What the task asks → Extract every line of the material that holds the string "name".
** start **
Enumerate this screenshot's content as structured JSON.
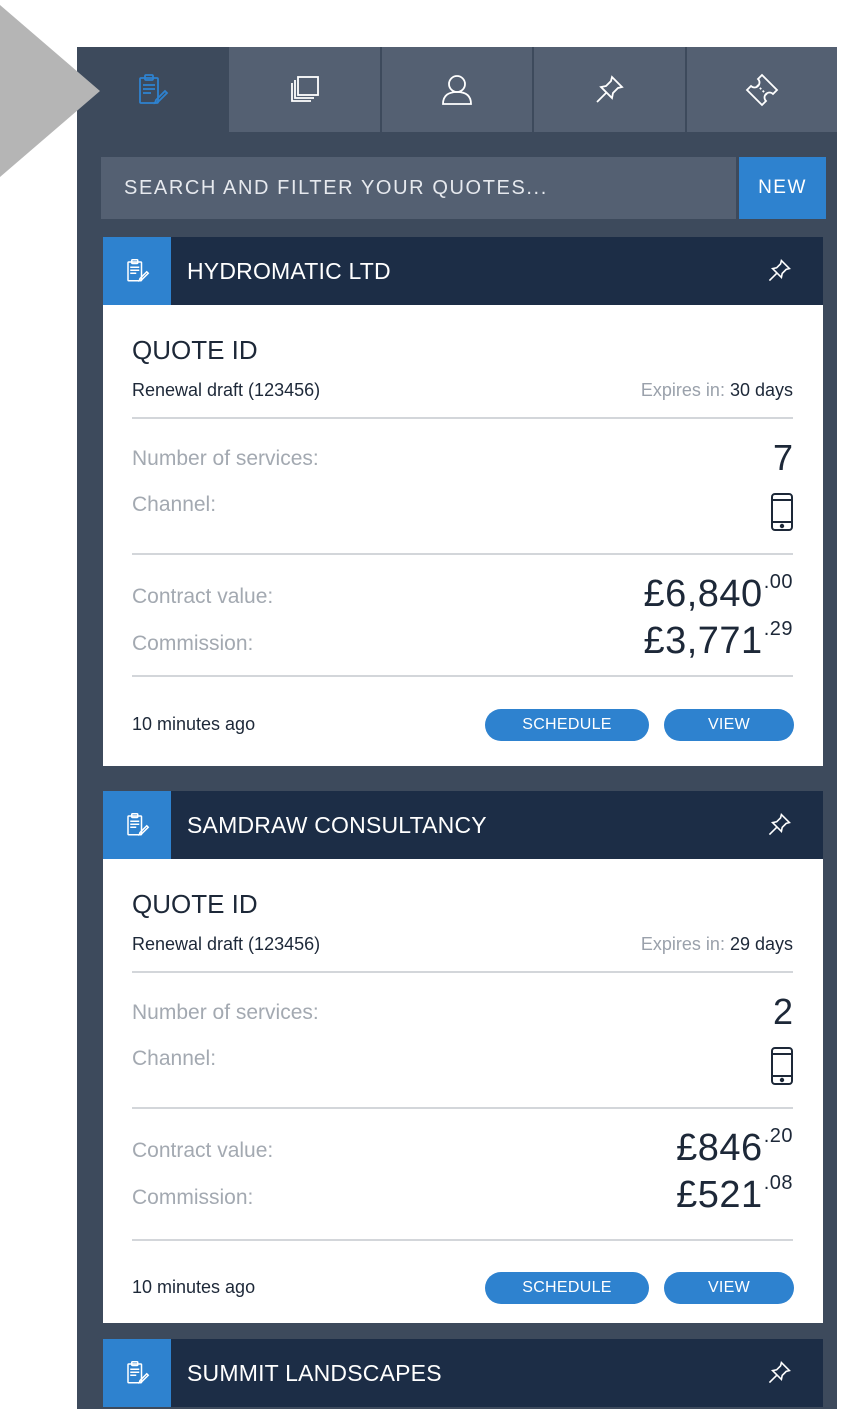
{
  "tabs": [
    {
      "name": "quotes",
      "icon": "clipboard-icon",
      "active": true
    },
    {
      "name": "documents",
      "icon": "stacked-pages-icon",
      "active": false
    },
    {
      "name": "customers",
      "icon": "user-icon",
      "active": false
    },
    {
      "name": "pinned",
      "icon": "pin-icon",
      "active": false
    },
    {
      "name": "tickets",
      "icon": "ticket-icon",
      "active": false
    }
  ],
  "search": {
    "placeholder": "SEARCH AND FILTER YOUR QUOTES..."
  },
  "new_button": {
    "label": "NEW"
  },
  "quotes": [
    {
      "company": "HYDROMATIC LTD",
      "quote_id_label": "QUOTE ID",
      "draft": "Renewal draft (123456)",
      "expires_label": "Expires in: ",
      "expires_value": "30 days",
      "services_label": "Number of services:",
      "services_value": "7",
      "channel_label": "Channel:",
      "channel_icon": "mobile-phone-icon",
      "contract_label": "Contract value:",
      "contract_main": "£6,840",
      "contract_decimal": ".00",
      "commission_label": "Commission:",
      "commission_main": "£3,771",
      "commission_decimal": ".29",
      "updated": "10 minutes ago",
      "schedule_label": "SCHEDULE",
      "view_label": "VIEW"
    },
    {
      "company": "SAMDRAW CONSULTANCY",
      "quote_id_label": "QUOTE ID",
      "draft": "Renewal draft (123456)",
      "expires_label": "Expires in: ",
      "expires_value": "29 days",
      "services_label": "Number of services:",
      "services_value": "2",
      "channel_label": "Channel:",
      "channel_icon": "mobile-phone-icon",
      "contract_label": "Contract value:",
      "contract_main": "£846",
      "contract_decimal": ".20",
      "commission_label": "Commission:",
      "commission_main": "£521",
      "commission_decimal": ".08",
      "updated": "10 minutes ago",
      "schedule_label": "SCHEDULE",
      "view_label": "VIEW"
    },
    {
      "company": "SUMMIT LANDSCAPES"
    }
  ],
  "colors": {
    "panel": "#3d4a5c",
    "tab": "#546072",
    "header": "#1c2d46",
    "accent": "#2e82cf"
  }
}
** end **
Task response →
      "name": "quotes",
      "name": "documents",
      "name": "customers",
      "name": "pinned",
      "name": "tickets",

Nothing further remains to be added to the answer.